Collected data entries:
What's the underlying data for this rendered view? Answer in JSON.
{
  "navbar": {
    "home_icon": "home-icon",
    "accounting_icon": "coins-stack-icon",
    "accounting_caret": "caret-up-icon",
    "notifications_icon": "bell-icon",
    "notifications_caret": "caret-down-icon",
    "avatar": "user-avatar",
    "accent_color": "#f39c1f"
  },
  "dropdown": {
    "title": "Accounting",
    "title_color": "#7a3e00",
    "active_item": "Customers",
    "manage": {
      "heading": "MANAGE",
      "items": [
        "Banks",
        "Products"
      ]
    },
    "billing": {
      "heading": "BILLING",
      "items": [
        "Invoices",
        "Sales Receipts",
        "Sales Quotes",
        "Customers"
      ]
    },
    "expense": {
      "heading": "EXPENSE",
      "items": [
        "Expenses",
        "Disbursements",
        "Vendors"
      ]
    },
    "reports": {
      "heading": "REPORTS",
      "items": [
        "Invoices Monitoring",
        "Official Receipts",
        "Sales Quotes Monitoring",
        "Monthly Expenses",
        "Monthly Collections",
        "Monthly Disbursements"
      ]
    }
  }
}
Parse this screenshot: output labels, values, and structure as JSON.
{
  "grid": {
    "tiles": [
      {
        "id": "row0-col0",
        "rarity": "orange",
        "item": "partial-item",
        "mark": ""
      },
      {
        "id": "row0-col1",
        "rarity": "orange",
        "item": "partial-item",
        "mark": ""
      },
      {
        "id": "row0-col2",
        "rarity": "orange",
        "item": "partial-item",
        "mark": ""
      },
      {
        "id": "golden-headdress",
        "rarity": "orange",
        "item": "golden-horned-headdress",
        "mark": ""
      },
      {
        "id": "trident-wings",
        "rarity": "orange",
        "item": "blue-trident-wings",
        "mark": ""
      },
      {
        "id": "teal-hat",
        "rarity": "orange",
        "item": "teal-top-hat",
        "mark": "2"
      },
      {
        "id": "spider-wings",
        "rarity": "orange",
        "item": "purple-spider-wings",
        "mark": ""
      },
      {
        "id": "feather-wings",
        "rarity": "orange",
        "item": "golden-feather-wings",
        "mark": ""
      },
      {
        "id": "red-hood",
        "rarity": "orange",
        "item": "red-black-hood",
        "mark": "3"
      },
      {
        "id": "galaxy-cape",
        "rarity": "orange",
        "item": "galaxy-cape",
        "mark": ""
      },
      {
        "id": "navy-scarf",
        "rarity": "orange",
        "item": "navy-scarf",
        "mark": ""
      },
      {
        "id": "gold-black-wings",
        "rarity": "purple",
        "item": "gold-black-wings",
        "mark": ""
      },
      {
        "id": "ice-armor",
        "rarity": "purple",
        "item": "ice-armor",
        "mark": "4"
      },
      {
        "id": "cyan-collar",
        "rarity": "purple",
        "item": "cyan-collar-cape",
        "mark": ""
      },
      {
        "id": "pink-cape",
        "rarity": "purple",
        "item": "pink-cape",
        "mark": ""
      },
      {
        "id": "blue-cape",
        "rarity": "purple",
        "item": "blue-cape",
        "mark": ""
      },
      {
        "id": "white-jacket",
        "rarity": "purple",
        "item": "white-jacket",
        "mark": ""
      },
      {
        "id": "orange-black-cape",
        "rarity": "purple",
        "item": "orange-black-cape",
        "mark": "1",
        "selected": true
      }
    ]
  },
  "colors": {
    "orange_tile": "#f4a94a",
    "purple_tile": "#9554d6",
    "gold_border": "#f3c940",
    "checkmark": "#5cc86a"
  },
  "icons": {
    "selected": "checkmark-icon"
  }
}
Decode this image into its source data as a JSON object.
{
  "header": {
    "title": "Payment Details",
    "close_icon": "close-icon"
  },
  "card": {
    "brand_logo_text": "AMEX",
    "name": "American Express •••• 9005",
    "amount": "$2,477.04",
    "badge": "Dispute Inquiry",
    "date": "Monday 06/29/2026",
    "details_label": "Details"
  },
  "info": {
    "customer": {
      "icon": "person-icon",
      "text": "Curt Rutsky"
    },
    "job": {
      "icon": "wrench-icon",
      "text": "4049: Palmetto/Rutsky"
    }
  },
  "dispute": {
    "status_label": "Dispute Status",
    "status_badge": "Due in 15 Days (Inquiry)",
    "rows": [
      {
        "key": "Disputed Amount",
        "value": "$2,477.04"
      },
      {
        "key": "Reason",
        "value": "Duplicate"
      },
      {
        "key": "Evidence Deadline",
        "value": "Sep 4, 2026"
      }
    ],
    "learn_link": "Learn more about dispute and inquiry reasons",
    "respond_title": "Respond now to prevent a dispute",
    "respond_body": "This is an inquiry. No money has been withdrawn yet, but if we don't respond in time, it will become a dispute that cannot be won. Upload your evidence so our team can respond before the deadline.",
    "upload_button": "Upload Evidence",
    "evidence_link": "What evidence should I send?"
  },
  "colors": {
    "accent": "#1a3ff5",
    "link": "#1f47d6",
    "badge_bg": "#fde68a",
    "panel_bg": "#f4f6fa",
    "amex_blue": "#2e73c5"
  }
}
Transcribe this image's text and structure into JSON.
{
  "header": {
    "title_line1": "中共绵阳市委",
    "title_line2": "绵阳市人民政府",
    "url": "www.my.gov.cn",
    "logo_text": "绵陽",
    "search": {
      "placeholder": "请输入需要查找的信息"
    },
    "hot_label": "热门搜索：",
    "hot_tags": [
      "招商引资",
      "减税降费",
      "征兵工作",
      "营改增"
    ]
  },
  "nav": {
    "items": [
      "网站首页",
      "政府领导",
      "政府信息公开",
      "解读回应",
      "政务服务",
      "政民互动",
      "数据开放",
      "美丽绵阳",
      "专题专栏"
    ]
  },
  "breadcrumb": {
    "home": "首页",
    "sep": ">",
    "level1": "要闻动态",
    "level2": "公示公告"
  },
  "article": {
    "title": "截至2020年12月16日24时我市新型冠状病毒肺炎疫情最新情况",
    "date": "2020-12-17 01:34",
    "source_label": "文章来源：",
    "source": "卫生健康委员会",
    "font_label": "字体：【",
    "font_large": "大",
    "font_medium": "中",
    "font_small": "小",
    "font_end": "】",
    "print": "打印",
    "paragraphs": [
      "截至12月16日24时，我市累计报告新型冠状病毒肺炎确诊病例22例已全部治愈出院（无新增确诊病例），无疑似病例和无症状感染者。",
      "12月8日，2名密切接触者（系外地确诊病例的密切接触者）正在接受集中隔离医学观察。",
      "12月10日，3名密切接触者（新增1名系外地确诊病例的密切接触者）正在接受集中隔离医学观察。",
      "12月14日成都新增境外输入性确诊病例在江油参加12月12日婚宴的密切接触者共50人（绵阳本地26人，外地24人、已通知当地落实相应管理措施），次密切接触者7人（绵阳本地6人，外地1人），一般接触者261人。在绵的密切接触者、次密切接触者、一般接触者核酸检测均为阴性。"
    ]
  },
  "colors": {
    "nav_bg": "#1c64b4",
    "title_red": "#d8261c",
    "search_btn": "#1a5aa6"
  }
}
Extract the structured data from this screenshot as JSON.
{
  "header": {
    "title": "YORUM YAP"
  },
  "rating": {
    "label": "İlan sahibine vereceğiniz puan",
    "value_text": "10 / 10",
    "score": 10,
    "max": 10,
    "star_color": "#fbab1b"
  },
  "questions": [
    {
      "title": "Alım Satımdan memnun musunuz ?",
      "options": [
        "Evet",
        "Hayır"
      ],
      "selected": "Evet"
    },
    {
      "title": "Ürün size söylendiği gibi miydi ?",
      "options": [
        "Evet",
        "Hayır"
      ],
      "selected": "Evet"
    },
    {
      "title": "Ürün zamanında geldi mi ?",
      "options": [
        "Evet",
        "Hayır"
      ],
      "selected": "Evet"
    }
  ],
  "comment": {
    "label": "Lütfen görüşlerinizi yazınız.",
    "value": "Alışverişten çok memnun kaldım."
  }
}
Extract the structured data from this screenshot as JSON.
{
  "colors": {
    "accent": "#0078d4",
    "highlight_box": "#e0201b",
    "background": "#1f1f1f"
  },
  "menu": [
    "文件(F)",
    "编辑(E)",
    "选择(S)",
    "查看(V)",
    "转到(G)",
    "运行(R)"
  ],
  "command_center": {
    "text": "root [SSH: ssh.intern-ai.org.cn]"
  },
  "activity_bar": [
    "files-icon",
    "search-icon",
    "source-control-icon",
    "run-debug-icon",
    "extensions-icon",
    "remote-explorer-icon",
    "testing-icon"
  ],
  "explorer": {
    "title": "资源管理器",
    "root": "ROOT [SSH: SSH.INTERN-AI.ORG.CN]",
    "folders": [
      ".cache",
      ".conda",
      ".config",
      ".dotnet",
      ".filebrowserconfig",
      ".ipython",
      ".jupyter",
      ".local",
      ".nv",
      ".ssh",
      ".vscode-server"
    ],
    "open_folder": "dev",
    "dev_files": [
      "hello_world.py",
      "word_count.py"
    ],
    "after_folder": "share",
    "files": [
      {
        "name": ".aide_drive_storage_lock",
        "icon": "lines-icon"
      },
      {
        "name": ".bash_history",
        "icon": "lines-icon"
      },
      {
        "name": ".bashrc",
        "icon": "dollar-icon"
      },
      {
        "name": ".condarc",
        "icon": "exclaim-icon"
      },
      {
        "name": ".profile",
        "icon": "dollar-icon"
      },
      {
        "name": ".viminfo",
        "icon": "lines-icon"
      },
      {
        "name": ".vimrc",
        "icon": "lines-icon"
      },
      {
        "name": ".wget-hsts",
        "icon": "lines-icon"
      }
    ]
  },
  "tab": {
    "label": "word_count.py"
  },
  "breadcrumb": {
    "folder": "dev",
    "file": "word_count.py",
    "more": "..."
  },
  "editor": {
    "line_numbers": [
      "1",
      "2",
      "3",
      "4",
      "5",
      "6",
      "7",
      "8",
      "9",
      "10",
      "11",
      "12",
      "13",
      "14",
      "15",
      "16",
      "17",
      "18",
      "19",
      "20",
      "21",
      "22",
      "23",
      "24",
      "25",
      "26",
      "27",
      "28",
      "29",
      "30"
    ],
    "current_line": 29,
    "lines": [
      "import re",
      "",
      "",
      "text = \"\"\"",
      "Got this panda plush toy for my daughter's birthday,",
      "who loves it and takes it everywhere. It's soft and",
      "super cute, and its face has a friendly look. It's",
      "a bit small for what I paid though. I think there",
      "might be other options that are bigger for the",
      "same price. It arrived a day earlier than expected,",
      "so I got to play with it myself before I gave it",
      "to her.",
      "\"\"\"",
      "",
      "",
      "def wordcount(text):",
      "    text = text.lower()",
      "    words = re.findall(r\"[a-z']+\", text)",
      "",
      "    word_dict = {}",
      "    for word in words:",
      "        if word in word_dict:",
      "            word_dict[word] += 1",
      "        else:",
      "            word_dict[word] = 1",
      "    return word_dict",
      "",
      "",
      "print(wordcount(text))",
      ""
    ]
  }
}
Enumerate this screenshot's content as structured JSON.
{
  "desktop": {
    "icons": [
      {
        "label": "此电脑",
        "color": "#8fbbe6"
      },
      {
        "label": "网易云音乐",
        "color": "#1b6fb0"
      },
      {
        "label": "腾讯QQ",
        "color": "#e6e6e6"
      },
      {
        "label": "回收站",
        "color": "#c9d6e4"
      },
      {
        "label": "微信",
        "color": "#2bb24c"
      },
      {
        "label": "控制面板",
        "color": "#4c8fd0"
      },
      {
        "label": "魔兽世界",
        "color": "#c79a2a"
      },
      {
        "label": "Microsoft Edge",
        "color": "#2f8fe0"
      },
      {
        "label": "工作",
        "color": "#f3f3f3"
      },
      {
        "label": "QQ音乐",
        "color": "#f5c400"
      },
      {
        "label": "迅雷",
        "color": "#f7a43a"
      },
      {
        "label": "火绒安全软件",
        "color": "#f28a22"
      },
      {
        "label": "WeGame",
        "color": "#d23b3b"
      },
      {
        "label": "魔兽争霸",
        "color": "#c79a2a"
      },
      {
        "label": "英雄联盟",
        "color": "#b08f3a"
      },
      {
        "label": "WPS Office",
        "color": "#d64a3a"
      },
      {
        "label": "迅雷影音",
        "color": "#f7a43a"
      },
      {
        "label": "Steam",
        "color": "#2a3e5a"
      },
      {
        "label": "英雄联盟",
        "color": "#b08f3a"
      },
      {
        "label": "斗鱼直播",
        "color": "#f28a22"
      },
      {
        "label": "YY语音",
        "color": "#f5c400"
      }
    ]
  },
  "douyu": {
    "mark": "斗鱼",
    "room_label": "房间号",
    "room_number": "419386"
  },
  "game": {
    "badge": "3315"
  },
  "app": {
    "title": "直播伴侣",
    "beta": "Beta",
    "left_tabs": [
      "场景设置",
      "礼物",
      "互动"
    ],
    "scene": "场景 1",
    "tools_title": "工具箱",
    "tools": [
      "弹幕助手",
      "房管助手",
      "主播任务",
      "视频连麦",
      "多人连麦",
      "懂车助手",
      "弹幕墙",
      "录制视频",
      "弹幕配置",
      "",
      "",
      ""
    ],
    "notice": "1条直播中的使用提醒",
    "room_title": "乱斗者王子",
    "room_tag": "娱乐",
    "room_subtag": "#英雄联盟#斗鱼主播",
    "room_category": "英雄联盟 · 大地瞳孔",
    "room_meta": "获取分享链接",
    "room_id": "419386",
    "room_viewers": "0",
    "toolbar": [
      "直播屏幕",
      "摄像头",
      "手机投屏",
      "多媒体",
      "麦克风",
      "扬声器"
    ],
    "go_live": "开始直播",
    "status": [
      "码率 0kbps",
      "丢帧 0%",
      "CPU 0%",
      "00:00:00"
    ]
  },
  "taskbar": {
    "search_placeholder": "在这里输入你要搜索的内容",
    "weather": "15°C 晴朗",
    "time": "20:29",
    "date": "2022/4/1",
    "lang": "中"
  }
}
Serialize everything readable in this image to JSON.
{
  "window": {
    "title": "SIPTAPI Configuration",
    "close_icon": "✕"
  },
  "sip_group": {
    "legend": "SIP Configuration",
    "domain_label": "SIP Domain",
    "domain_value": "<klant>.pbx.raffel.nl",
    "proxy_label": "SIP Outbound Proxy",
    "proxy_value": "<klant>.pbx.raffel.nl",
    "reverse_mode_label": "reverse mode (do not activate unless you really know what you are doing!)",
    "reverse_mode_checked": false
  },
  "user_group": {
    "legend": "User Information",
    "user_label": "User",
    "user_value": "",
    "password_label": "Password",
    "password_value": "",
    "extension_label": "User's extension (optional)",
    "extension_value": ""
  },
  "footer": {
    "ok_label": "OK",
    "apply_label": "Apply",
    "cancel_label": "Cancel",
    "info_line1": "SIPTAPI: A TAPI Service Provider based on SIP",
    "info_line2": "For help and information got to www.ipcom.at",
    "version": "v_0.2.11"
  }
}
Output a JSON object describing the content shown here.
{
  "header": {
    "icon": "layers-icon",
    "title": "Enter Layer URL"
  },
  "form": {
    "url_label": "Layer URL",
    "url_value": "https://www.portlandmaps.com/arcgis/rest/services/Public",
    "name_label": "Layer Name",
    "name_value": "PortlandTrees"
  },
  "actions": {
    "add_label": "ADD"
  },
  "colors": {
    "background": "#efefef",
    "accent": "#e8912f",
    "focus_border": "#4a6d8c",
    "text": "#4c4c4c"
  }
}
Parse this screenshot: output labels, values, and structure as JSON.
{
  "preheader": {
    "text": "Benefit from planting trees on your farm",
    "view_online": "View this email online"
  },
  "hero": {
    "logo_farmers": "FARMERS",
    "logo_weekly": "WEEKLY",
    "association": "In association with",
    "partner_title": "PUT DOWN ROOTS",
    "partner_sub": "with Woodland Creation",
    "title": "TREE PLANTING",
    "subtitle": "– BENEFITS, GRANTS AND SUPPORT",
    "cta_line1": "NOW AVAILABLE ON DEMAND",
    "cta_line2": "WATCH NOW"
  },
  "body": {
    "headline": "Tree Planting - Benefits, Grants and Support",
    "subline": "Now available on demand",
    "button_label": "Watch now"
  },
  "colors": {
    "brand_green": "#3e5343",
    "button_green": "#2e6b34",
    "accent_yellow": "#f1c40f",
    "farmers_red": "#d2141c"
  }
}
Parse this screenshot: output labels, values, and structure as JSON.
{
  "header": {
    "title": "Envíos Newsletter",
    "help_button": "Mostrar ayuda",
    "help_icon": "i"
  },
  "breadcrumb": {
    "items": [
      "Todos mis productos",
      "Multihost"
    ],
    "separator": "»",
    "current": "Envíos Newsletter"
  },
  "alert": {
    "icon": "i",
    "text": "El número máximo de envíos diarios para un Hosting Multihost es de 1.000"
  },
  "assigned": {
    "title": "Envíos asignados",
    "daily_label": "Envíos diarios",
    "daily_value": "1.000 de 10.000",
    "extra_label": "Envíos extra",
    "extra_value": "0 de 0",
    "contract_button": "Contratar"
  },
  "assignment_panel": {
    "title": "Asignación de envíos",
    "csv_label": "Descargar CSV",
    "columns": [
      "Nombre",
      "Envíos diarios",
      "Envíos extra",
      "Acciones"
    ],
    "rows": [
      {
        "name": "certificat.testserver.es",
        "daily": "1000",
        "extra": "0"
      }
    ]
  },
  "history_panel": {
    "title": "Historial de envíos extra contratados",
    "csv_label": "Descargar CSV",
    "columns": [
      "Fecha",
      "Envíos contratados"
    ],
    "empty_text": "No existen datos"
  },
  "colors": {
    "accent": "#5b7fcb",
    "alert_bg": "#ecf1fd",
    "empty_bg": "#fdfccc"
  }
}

GIVEN REQUEST: Gather up the lines that contain the word "checkmark".

ANSWER TO THIS TASK:
    "checkmark": "#5cc86a"
    "selected": "checkmark-icon"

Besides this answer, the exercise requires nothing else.